Task statement — Omit all images. Transcribe the rest of the material below exactly.

Excerpted data —
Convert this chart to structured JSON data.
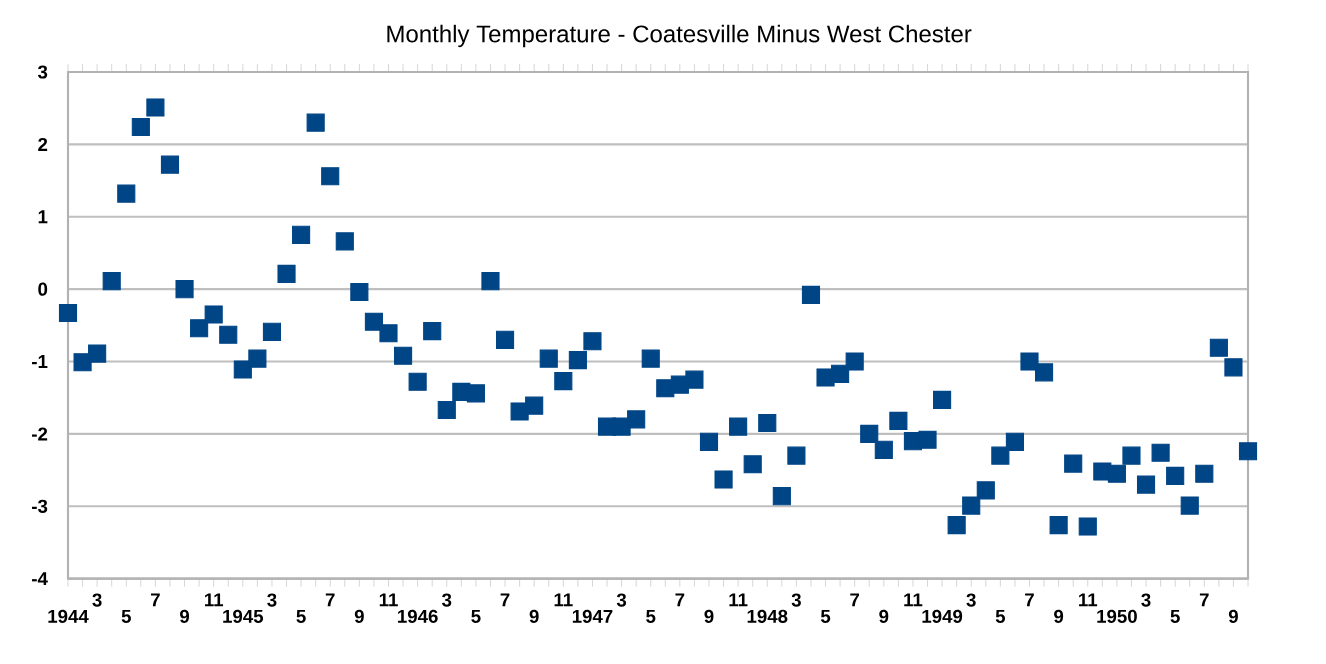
{
  "chart_data": {
    "type": "scatter",
    "title": "Monthly Temperature - Coatesville Minus West Chester",
    "categories": [
      "1944",
      null,
      "3",
      null,
      "5",
      null,
      "7",
      null,
      "9",
      null,
      "11",
      null,
      "1945",
      null,
      "3",
      null,
      "5",
      null,
      "7",
      null,
      "9",
      null,
      "11",
      null,
      "1946",
      null,
      "3",
      null,
      "5",
      null,
      "7",
      null,
      "9",
      null,
      "11",
      null,
      "1947",
      null,
      "3",
      null,
      "5",
      null,
      "7",
      null,
      "9",
      null,
      "11",
      null,
      "1948",
      null,
      "3",
      null,
      "5",
      null,
      "7",
      null,
      "9",
      null,
      "11",
      null,
      "1949",
      null,
      "3",
      null,
      "5",
      null,
      "7",
      null,
      "9",
      null,
      "11",
      null,
      "1950",
      null,
      "3",
      null,
      "5",
      null,
      "7",
      null,
      "9",
      null
    ],
    "values": [
      -0.33,
      -1.01,
      -0.89,
      0.11,
      1.32,
      2.24,
      2.51,
      1.72,
      0.0,
      -0.54,
      -0.35,
      -0.63,
      -1.11,
      -0.96,
      -0.59,
      0.21,
      0.75,
      2.3,
      1.56,
      0.66,
      -0.04,
      -0.45,
      -0.61,
      -0.92,
      -1.28,
      -0.58,
      -1.67,
      -1.42,
      -1.44,
      0.11,
      -0.7,
      -1.69,
      -1.61,
      -0.96,
      -1.27,
      -0.98,
      -0.72,
      -1.9,
      -1.9,
      -1.8,
      -0.96,
      -1.37,
      -1.32,
      -1.25,
      -2.11,
      -2.63,
      -1.9,
      -2.42,
      -1.85,
      -2.86,
      -2.3,
      -0.08,
      -1.22,
      -1.17,
      -1.0,
      -2.0,
      -2.22,
      -1.82,
      -2.1,
      -2.08,
      -1.53,
      -3.26,
      -2.99,
      -2.78,
      -2.3,
      -2.11,
      -1.0,
      -1.15,
      -3.26,
      -2.41,
      -3.28,
      -2.52,
      -2.55,
      -2.3,
      -2.7,
      -2.26,
      -2.58,
      -2.99,
      -2.55,
      -0.81,
      -1.08,
      -2.24
    ],
    "color": "#004586",
    "marker": "square",
    "grid": "y",
    "ylim": [
      -4,
      3
    ],
    "yticks": [
      -4,
      -3,
      -2,
      -1,
      0,
      1,
      2,
      3
    ]
  }
}
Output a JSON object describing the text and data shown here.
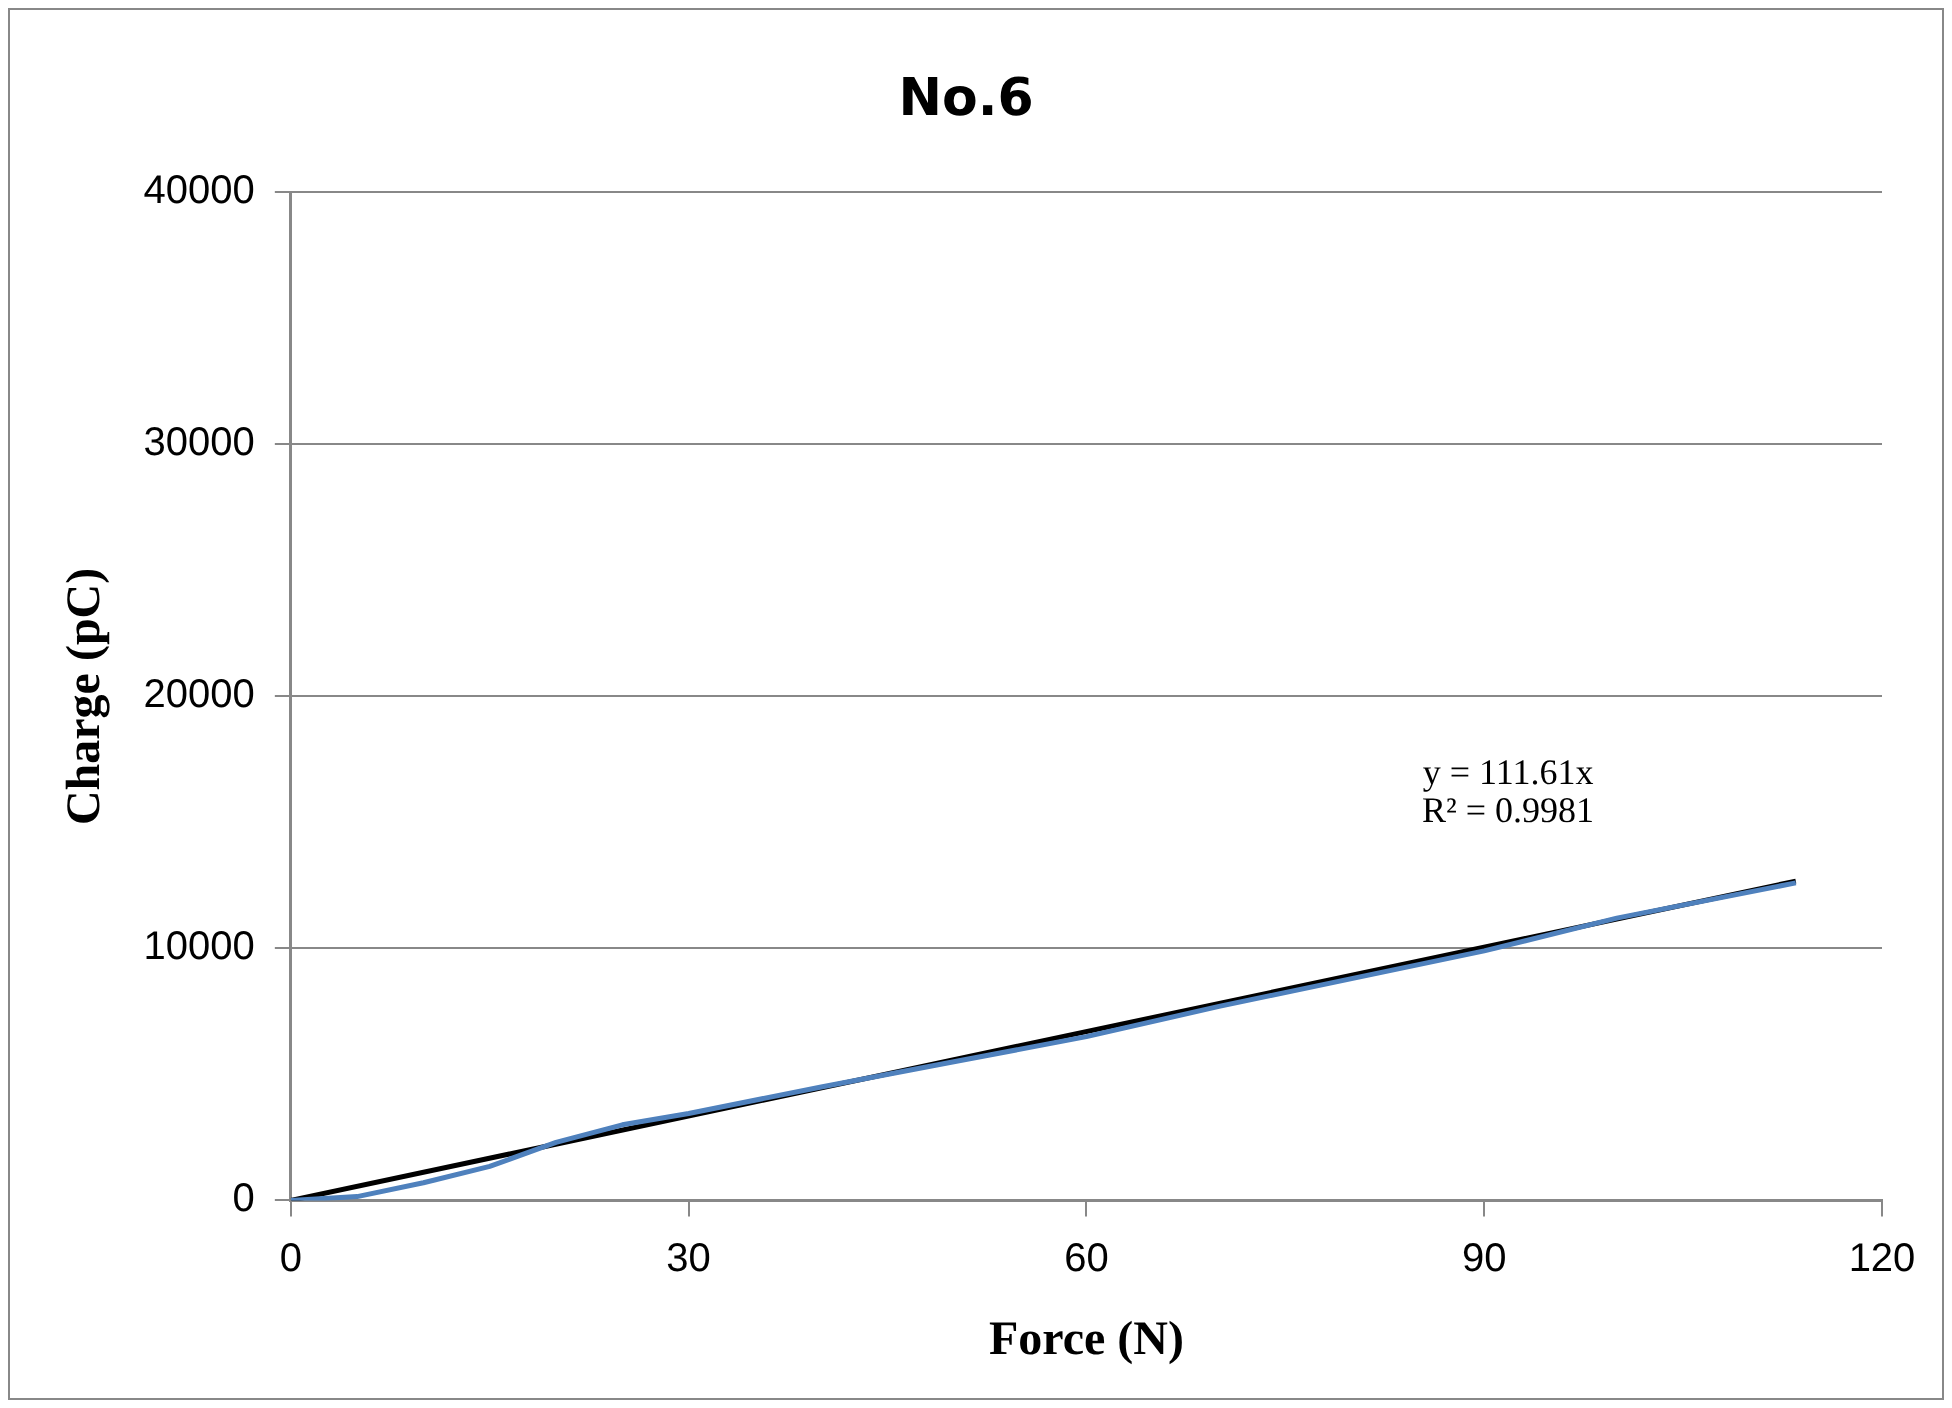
{
  "chart_data": {
    "type": "line",
    "title": "No.6",
    "xlabel": "Force (N)",
    "ylabel": "Charge (pC)",
    "xlim": [
      0,
      120
    ],
    "xticks": [
      0,
      30,
      60,
      90,
      120
    ],
    "ylim": [
      0,
      40000
    ],
    "yticks": [
      0,
      10000,
      20000,
      30000,
      40000
    ],
    "grid": "y",
    "marker": "none",
    "series": [
      {
        "color": "#4f81bd",
        "x": [
          0,
          5,
          10,
          15,
          20,
          25,
          30,
          40,
          50,
          60,
          70,
          80,
          90,
          100,
          113.5
        ],
        "values": [
          0,
          150,
          700,
          1350,
          2300,
          3000,
          3450,
          4500,
          5500,
          6500,
          7700,
          8800,
          9900,
          11200,
          12600
        ]
      },
      {
        "type": "line",
        "color": "#000000",
        "x": [
          0,
          113.5
        ],
        "values": [
          0,
          12670
        ]
      }
    ],
    "annotations": [
      "y = 111.61x",
      "R² = 0.9981"
    ]
  }
}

Complete output —
Convert this chart to structured JSON data.
{
  "chart_data": {
    "type": "scatter",
    "title": "Monthly Temperature - Coatesville Minus West Chester",
    "categories": [
      "1944",
      null,
      "3",
      null,
      "5",
      null,
      "7",
      null,
      "9",
      null,
      "11",
      null,
      "1945",
      null,
      "3",
      null,
      "5",
      null,
      "7",
      null,
      "9",
      null,
      "11",
      null,
      "1946",
      null,
      "3",
      null,
      "5",
      null,
      "7",
      null,
      "9",
      null,
      "11",
      null,
      "1947",
      null,
      "3",
      null,
      "5",
      null,
      "7",
      null,
      "9",
      null,
      "11",
      null,
      "1948",
      null,
      "3",
      null,
      "5",
      null,
      "7",
      null,
      "9",
      null,
      "11",
      null,
      "1949",
      null,
      "3",
      null,
      "5",
      null,
      "7",
      null,
      "9",
      null,
      "11",
      null,
      "1950",
      null,
      "3",
      null,
      "5",
      null,
      "7",
      null,
      "9",
      null
    ],
    "values": [
      -0.33,
      -1.01,
      -0.89,
      0.11,
      1.32,
      2.24,
      2.51,
      1.72,
      0.0,
      -0.54,
      -0.35,
      -0.63,
      -1.11,
      -0.96,
      -0.59,
      0.21,
      0.75,
      2.3,
      1.56,
      0.66,
      -0.04,
      -0.45,
      -0.61,
      -0.92,
      -1.28,
      -0.58,
      -1.67,
      -1.42,
      -1.44,
      0.11,
      -0.7,
      -1.69,
      -1.61,
      -0.96,
      -1.27,
      -0.98,
      -0.72,
      -1.9,
      -1.9,
      -1.8,
      -0.96,
      -1.37,
      -1.32,
      -1.25,
      -2.11,
      -2.63,
      -1.9,
      -2.42,
      -1.85,
      -2.86,
      -2.3,
      -0.08,
      -1.22,
      -1.17,
      -1.0,
      -2.0,
      -2.22,
      -1.82,
      -2.1,
      -2.08,
      -1.53,
      -3.26,
      -2.99,
      -2.78,
      -2.3,
      -2.11,
      -1.0,
      -1.15,
      -3.26,
      -2.41,
      -3.28,
      -2.52,
      -2.55,
      -2.3,
      -2.7,
      -2.26,
      -2.58,
      -2.99,
      -2.55,
      -0.81,
      -1.08,
      -2.24
    ],
    "color": "#004586",
    "marker": "square",
    "grid": "y",
    "ylim": [
      -4,
      3
    ],
    "yticks": [
      -4,
      -3,
      -2,
      -1,
      0,
      1,
      2,
      3
    ]
  }
}
Output a JSON object describing the text and data shown here.
{
  "chart_data": {
    "type": "line",
    "title": "No.6",
    "xlabel": "Force (N)",
    "ylabel": "Charge (pC)",
    "xlim": [
      0,
      120
    ],
    "xticks": [
      0,
      30,
      60,
      90,
      120
    ],
    "ylim": [
      0,
      40000
    ],
    "yticks": [
      0,
      10000,
      20000,
      30000,
      40000
    ],
    "grid": "y",
    "marker": "none",
    "series": [
      {
        "color": "#4f81bd",
        "x": [
          0,
          5,
          10,
          15,
          20,
          25,
          30,
          40,
          50,
          60,
          70,
          80,
          90,
          100,
          113.5
        ],
        "values": [
          0,
          150,
          700,
          1350,
          2300,
          3000,
          3450,
          4500,
          5500,
          6500,
          7700,
          8800,
          9900,
          11200,
          12600
        ]
      },
      {
        "type": "line",
        "color": "#000000",
        "x": [
          0,
          113.5
        ],
        "values": [
          0,
          12670
        ]
      }
    ],
    "annotations": [
      "y = 111.61x",
      "R² = 0.9981"
    ]
  }
}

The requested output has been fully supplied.